# start of Dataset rows

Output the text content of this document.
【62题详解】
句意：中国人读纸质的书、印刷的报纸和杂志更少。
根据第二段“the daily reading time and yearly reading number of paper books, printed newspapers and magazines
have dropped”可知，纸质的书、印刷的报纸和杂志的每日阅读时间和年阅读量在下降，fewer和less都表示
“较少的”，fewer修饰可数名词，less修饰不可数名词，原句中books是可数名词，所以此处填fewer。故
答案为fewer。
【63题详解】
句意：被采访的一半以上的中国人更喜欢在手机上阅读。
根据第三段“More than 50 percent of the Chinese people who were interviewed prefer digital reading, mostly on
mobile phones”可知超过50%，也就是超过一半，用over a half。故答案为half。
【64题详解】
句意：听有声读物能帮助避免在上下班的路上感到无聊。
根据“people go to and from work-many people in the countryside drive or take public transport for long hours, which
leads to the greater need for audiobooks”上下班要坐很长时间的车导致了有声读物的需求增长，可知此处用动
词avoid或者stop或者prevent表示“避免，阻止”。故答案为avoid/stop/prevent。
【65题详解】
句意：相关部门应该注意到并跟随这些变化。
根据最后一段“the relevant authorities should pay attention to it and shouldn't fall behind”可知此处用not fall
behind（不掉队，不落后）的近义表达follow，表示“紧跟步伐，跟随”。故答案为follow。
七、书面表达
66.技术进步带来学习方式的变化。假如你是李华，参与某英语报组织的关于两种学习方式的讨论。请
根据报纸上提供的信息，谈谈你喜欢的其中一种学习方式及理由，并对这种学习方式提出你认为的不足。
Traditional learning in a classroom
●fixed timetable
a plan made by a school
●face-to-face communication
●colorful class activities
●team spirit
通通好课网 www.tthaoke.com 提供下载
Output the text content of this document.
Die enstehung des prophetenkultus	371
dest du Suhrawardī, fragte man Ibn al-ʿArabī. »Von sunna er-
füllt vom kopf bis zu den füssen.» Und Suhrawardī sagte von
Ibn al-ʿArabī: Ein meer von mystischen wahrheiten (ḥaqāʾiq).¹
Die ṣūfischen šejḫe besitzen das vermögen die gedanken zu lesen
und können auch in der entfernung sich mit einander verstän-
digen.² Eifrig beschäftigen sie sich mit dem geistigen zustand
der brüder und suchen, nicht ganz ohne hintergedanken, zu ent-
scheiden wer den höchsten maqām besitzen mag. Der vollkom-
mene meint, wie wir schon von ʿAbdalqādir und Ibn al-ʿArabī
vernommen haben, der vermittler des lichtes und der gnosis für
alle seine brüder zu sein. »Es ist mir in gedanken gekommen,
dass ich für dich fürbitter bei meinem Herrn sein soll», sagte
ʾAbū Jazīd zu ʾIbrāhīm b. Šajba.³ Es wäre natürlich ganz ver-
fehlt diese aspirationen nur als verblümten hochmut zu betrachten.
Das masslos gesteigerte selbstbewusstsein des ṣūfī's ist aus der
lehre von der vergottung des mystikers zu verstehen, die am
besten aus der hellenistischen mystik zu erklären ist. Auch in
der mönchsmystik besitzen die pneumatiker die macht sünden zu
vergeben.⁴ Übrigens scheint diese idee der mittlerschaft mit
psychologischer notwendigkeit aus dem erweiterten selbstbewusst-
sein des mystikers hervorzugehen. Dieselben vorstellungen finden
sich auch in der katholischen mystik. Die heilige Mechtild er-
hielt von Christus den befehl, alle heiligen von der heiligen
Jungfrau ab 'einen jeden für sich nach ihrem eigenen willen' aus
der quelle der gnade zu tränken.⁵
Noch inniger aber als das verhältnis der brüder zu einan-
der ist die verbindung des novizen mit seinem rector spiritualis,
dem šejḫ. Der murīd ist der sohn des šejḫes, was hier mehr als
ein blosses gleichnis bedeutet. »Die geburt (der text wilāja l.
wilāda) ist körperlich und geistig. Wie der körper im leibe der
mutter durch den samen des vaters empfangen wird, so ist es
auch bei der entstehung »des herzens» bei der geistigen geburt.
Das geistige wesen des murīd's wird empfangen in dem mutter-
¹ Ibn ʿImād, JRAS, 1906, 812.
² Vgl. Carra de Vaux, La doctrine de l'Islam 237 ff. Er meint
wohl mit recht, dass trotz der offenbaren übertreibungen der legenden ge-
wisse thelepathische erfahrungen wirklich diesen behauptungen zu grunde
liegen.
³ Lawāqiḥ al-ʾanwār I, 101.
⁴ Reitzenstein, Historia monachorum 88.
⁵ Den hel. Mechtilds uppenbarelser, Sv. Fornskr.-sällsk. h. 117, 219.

# end of Dataset rows

=== Requirement ===
Scan the records for the string "sagte". Copy each line in which it appears.

=== Exercise response ===
füllt vom kopf bis zu den füssen.» Und Suhrawardī sagte von
dass ich für dich fürbitter bei meinem Herrn sein soll», sagte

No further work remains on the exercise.